> _Exercise objective_
Output the material word for word. Leave each picture out.

— Begin Working data —

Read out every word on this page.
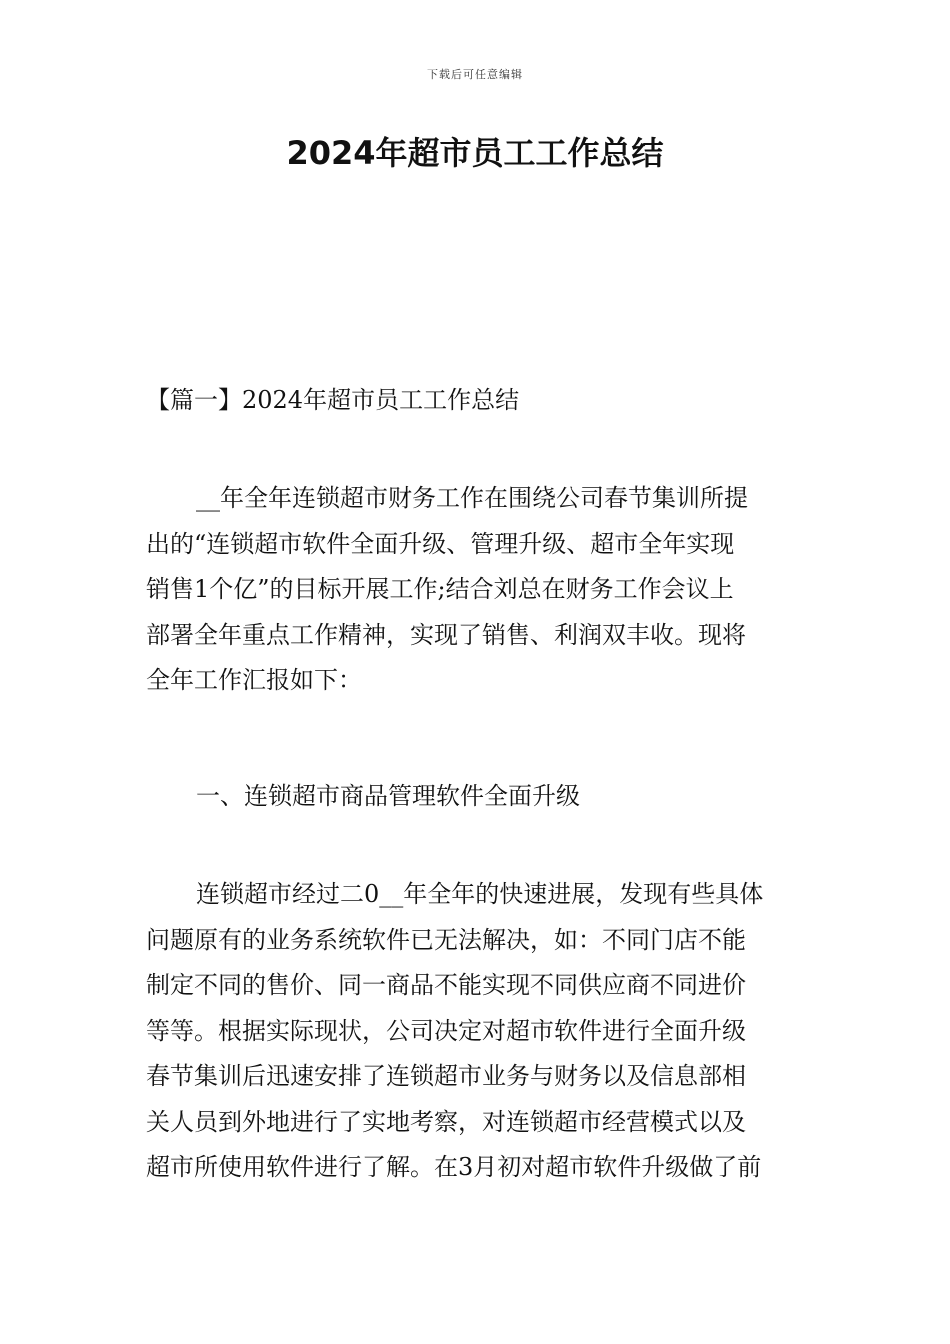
下载后可任意编辑
2024年超市员工工作总结
【篇一】2024年超市员工工作总结
__年全年连锁超市财务工作在围绕公司春节集训所提
出的“连锁超市软件全面升级、管理升级、超市全年实现
销售1个亿”的目标开展工作;结合刘总在财务工作会议上
部署全年重点工作精神，实现了销售、利润双丰收。现将
全年工作汇报如下：
一、连锁超市商品管理软件全面升级
连锁超市经过二0__年全年的快速进展，发现有些具体
问题原有的业务系统软件已无法解决，如：不同门店不能
制定不同的售价、同一商品不能实现不同供应商不同进价
等等。根据实际现状，公司决定对超市软件进行全面升级
春节集训后迅速安排了连锁超市业务与财务以及信息部相
关人员到外地进行了实地考察，对连锁超市经营模式以及
超市所使用软件进行了解。在3月初对超市软件升级做了前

— End Working data —

> _Written response_
Read out every word on this page.
下载后可任意编辑
2024年超市员工工作总结
【篇一】2024年超市员工工作总结
__年全年连锁超市财务工作在围绕公司春节集训所提
出的“连锁超市软件全面升级、管理升级、超市全年实现
销售1个亿”的目标开展工作;结合刘总在财务工作会议上
部署全年重点工作精神，实现了销售、利润双丰收。现将
全年工作汇报如下：
一、连锁超市商品管理软件全面升级
连锁超市经过二0__年全年的快速进展，发现有些具体
问题原有的业务系统软件已无法解决，如：不同门店不能
制定不同的售价、同一商品不能实现不同供应商不同进价
等等。根据实际现状，公司决定对超市软件进行全面升级
春节集训后迅速安排了连锁超市业务与财务以及信息部相
关人员到外地进行了实地考察，对连锁超市经营模式以及
超市所使用软件进行了解。在3月初对超市软件升级做了前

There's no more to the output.